→ **Your instructions**: Would you return all of this data exactly, leaving nothing out?

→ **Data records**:
......

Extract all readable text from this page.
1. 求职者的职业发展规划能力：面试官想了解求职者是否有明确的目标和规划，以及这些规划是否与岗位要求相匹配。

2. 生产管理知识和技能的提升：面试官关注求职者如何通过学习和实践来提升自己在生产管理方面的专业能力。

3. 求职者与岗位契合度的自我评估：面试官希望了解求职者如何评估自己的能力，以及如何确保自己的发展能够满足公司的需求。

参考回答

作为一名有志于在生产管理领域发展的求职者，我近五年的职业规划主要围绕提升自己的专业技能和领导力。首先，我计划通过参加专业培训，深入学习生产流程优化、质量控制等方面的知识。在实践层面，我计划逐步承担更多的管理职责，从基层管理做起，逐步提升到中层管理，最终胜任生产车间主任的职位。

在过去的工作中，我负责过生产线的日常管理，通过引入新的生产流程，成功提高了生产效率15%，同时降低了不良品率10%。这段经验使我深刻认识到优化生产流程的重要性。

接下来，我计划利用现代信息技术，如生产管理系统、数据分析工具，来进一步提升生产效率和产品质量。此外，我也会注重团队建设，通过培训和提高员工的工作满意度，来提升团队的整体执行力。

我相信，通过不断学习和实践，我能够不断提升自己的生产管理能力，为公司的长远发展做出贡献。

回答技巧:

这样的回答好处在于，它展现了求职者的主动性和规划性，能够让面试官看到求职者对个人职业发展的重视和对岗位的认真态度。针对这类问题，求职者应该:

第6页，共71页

......

→ **Solution for this exercise**:
Extract all readable text from this page.
1. 求职者的职业发展规划能力：面试官想了解求职者是否有明确的目标和规划，以及这些规划是否与岗位要求相匹配。

2. 生产管理知识和技能的提升：面试官关注求职者如何通过学习和实践来提升自己在生产管理方面的专业能力。

3. 求职者与岗位契合度的自我评估：面试官希望了解求职者如何评估自己的能力，以及如何确保自己的发展能够满足公司的需求。

参考回答

作为一名有志于在生产管理领域发展的求职者，我近五年的职业规划主要围绕提升自己的专业技能和领导力。首先，我计划通过参加专业培训，深入学习生产流程优化、质量控制等方面的知识。在实践层面，我计划逐步承担更多的管理职责，从基层管理做起，逐步提升到中层管理，最终胜任生产车间主任的职位。

在过去的工作中，我负责过生产线的日常管理，通过引入新的生产流程，成功提高了生产效率15%，同时降低了不良品率10%。这段经验使我深刻认识到优化生产流程的重要性。

接下来，我计划利用现代信息技术，如生产管理系统、数据分析工具，来进一步提升生产效率和产品质量。此外，我也会注重团队建设，通过培训和提高员工的工作满意度，来提升团队的整体执行力。

我相信，通过不断学习和实践，我能够不断提升自己的生产管理能力，为公司的长远发展做出贡献。

回答技巧:

这样的回答好处在于，它展现了求职者的主动性和规划性，能够让面试官看到求职者对个人职业发展的重视和对岗位的认真态度。针对这类问题，求职者应该:

第6页，共71页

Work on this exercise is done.